● Data excerpts:
__________

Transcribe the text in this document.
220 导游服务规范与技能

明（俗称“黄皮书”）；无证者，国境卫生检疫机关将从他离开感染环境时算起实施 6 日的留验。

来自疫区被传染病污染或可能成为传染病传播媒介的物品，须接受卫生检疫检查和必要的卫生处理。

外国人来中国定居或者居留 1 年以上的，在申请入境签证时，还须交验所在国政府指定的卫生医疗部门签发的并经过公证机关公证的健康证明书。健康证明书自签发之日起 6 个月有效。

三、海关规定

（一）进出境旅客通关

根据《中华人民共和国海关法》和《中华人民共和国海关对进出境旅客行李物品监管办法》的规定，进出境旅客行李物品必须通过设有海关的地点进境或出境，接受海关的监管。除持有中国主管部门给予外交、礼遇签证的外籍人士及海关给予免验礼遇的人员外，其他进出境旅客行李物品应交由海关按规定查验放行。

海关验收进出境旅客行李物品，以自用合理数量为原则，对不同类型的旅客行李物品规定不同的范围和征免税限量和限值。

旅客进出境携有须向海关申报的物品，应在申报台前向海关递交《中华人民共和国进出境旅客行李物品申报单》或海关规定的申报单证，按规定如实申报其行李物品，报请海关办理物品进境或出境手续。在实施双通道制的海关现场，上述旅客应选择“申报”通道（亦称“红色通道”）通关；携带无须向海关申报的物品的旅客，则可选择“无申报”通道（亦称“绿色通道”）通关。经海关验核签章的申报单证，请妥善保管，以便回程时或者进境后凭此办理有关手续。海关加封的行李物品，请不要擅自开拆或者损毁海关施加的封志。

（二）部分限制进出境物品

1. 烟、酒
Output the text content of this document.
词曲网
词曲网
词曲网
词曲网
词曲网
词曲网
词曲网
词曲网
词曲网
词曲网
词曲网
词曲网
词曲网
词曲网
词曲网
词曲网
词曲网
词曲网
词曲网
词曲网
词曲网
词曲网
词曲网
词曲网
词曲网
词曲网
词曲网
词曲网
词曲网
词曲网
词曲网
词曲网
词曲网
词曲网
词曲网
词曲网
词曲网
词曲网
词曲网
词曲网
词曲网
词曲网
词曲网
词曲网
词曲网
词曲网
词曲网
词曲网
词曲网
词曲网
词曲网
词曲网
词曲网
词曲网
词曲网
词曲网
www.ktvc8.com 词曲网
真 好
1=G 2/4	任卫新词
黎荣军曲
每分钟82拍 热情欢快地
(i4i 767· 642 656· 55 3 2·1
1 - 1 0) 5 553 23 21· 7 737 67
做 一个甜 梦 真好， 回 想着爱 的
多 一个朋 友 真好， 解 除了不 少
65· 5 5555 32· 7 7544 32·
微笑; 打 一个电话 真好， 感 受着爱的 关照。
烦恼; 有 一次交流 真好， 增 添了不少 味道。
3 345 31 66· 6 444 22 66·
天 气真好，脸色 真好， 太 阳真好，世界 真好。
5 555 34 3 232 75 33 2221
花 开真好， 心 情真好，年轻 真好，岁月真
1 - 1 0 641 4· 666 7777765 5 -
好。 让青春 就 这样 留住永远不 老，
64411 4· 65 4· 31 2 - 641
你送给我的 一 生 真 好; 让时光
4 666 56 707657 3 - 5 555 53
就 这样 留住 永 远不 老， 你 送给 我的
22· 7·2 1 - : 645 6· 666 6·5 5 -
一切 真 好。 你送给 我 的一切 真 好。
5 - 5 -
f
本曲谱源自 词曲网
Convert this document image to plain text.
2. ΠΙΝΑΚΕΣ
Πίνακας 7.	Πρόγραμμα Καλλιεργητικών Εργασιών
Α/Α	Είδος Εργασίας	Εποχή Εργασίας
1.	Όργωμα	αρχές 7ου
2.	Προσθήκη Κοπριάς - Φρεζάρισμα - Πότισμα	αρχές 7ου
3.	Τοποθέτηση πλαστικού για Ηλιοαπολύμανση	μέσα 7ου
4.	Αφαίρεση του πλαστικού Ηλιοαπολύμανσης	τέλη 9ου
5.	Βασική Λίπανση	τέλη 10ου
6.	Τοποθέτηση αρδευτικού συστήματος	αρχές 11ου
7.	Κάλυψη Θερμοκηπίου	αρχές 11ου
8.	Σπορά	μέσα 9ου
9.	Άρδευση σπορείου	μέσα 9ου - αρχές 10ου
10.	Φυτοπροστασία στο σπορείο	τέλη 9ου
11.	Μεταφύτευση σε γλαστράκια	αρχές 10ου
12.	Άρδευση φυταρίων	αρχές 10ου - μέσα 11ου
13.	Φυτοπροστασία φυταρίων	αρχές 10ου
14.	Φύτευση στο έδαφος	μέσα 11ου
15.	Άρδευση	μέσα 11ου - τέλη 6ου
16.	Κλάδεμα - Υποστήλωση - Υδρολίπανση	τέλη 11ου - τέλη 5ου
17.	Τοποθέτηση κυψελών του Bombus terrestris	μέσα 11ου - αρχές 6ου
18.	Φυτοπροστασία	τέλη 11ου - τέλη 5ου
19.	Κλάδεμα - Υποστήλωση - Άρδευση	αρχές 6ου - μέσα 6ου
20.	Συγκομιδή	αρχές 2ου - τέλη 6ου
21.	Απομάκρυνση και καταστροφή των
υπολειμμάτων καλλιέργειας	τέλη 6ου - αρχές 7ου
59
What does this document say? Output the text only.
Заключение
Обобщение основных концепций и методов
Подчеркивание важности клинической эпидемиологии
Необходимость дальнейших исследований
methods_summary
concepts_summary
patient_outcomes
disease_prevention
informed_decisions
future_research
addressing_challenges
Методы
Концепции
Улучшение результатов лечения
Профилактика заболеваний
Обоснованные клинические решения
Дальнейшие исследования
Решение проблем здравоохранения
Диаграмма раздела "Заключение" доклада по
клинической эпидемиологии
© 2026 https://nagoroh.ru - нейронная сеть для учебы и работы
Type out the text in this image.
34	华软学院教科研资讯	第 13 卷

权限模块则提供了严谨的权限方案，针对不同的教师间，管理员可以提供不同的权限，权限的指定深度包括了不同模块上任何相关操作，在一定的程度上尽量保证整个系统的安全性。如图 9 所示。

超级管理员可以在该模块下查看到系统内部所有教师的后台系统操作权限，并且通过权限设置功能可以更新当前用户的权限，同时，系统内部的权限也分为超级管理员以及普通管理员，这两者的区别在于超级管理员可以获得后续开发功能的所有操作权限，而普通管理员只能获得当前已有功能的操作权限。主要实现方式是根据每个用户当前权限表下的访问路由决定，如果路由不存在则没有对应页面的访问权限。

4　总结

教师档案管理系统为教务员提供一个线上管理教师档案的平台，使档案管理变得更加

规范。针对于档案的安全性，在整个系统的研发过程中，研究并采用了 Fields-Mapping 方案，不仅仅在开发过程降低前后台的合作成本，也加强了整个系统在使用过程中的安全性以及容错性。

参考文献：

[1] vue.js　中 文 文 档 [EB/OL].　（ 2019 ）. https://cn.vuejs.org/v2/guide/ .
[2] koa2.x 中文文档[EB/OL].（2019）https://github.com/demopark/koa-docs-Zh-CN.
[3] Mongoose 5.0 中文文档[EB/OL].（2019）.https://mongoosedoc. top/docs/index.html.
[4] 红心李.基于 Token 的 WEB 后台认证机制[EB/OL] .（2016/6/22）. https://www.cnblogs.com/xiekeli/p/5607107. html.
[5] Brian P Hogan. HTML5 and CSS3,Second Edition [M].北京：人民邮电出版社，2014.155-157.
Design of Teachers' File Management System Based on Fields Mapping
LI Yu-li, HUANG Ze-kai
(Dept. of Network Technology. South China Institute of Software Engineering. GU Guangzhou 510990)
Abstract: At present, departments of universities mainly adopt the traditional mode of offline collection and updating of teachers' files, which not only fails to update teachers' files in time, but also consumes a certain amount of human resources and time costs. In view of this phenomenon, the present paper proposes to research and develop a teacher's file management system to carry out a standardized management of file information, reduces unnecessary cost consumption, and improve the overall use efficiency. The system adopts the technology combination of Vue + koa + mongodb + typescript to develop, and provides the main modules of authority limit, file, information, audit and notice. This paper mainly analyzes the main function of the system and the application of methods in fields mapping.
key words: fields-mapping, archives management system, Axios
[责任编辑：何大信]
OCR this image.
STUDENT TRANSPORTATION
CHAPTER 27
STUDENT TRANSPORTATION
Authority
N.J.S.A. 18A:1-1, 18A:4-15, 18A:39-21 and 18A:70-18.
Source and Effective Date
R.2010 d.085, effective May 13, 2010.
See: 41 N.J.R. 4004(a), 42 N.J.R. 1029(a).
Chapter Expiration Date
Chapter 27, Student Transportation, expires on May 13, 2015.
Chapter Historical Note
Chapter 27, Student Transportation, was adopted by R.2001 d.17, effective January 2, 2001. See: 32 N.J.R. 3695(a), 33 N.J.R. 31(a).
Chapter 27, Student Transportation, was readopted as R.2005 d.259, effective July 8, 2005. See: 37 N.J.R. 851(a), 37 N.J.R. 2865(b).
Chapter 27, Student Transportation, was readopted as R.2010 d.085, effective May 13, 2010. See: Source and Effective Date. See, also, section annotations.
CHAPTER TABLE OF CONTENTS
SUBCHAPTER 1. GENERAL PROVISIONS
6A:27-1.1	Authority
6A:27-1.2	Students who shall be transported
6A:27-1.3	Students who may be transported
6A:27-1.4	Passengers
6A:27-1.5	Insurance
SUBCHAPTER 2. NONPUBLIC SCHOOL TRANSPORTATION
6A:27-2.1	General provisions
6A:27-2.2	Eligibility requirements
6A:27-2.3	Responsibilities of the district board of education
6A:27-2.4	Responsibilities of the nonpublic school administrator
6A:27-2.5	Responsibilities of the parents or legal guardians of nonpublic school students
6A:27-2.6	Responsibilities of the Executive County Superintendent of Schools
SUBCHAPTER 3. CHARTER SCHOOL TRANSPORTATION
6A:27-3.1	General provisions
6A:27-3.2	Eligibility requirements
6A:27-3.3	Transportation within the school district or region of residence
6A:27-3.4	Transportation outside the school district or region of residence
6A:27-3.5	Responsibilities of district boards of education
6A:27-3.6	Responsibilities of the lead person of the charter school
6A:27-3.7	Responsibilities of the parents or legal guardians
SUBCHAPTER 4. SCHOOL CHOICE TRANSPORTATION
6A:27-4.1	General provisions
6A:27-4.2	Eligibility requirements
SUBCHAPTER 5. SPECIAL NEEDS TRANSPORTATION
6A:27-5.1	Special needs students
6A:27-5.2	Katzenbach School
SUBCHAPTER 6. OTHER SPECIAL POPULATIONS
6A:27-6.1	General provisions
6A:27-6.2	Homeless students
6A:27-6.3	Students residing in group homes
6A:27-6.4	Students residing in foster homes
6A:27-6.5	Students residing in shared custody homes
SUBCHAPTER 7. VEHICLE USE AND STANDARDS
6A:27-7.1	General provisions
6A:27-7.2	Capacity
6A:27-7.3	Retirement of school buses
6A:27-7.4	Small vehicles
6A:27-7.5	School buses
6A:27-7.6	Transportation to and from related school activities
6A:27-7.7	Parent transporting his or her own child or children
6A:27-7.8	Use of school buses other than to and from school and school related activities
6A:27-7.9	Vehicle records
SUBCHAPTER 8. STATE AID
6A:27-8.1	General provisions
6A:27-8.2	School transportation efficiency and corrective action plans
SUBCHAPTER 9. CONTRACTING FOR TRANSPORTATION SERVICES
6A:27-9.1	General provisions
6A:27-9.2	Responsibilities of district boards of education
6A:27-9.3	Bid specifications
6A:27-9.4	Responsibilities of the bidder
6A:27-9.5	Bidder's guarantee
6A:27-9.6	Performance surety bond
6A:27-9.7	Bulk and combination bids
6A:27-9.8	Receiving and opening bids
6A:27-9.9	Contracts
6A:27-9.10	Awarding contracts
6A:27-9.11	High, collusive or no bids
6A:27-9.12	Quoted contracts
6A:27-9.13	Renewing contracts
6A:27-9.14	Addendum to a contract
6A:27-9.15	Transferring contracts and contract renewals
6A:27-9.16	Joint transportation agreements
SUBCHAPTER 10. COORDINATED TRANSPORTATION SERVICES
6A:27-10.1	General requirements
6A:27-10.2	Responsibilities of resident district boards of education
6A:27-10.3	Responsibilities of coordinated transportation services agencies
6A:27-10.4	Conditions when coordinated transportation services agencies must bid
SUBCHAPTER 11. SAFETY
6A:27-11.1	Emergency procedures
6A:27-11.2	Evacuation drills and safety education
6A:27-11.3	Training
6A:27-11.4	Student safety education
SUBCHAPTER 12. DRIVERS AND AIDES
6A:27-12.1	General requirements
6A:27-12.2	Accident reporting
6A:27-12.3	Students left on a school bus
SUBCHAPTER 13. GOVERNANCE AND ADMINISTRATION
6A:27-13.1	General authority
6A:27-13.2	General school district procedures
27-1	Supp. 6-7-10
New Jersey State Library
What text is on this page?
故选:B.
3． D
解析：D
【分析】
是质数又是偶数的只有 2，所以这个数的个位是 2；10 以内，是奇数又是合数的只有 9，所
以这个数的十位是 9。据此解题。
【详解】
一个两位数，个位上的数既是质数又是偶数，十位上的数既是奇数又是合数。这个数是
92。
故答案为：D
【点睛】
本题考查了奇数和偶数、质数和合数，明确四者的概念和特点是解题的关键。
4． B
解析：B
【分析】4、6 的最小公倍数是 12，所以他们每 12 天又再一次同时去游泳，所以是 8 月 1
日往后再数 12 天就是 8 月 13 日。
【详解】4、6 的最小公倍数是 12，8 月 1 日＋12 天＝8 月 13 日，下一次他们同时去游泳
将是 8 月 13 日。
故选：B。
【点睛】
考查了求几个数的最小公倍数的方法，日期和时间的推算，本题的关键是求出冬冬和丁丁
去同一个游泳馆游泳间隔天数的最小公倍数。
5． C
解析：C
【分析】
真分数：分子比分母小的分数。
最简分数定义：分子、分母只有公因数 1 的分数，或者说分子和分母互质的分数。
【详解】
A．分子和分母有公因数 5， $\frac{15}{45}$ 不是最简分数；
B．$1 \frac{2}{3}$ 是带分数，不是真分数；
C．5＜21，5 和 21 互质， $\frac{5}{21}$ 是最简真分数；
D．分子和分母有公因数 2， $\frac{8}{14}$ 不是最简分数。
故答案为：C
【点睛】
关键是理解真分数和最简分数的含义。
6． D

__________

Examine the data above and state how many of its lines contain the word "text", with no further remarks.

● Answer to the problem: 6